**Exercise requirements**
Some lines in the listing below may include the string "Sambas". How many are there? Give only the number.

(Data entries)
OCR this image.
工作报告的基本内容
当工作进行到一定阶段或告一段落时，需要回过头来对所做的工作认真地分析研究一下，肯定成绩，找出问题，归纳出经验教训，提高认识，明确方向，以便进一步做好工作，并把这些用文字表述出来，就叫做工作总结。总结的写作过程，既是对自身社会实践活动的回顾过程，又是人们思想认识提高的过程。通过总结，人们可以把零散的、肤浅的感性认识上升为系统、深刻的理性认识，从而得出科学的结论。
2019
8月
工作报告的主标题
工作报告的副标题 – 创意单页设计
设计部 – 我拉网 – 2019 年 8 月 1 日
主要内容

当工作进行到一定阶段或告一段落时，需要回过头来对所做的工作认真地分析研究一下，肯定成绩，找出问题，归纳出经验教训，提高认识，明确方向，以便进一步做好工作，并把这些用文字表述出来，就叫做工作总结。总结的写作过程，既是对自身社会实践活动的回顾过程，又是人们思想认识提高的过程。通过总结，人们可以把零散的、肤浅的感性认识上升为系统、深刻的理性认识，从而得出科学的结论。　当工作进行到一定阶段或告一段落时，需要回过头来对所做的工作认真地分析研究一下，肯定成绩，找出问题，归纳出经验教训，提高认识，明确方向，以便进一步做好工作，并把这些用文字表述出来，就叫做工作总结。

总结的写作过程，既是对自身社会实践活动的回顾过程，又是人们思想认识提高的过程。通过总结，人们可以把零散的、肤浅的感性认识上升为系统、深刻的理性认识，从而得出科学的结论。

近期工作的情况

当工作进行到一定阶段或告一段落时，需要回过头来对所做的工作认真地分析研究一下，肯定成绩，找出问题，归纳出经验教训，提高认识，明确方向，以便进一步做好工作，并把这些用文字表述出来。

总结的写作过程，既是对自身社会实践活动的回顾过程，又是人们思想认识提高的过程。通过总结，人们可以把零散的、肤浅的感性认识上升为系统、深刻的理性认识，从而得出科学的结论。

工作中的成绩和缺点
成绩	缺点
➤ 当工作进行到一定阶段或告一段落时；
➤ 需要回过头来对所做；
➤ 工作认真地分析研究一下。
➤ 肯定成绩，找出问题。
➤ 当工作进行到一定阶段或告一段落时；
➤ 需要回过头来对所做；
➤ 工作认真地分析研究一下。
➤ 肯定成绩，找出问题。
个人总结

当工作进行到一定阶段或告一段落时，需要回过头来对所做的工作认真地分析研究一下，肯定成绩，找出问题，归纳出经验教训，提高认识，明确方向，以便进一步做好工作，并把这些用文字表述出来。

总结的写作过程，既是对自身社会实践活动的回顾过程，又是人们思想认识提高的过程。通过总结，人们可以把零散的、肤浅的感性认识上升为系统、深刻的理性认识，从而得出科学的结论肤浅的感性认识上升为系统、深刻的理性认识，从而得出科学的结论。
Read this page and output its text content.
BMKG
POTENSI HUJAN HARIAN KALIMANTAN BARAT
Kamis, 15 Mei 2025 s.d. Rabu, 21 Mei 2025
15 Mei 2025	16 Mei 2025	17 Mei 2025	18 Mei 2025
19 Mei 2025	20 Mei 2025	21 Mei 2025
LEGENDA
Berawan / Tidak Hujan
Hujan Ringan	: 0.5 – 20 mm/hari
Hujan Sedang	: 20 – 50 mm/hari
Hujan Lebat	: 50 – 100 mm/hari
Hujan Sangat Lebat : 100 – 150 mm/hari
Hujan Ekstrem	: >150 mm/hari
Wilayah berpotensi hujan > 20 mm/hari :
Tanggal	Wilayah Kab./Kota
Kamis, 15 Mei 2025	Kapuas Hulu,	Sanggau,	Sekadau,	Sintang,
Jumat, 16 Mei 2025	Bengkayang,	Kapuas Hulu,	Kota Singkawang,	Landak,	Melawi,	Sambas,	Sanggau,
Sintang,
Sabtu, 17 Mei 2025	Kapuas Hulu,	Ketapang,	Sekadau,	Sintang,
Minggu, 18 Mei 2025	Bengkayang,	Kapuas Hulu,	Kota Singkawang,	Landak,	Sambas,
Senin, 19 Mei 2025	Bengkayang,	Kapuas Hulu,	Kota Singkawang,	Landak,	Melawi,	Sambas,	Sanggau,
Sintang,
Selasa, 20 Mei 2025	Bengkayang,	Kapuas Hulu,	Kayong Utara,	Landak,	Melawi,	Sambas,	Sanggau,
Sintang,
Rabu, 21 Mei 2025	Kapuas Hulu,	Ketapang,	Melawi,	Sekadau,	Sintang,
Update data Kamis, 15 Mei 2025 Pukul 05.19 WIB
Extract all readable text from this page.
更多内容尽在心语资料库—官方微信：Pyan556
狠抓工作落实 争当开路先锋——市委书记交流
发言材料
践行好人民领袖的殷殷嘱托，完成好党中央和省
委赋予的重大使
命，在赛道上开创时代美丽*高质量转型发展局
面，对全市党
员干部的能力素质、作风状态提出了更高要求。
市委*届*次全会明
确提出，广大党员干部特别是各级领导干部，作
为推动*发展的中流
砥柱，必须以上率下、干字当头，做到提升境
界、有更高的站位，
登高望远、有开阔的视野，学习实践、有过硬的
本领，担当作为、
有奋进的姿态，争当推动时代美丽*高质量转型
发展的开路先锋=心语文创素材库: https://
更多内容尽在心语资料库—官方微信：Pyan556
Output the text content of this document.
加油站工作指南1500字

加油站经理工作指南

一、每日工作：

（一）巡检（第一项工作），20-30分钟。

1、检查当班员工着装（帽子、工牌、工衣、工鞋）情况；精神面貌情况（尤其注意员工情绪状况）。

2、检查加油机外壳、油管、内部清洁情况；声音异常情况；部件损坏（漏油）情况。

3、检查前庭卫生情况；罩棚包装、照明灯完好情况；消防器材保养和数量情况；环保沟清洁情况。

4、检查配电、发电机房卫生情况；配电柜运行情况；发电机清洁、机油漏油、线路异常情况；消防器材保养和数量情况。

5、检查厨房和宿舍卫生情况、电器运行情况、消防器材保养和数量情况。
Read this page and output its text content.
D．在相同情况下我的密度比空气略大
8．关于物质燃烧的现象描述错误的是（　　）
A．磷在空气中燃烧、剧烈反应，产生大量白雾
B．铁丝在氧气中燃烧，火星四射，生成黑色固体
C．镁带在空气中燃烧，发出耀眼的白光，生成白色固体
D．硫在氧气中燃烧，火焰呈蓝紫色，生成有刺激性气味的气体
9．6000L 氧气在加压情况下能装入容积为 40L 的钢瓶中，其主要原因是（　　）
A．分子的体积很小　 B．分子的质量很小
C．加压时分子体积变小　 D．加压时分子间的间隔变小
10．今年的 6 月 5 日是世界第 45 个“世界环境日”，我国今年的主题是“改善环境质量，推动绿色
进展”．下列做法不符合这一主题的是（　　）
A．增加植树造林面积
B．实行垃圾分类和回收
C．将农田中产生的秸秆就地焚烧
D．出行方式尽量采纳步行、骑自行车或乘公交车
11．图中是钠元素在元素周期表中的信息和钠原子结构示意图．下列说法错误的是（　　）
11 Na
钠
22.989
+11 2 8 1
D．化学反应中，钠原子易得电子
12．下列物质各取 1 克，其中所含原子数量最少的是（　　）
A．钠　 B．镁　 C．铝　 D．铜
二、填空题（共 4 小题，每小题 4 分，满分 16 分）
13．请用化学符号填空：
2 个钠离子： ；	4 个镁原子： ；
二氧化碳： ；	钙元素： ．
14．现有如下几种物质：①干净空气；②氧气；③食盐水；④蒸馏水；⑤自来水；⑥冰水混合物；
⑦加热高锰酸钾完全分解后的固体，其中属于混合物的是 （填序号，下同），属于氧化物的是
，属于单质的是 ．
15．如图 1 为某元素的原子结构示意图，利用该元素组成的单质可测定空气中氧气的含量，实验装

**Finished exercise**
4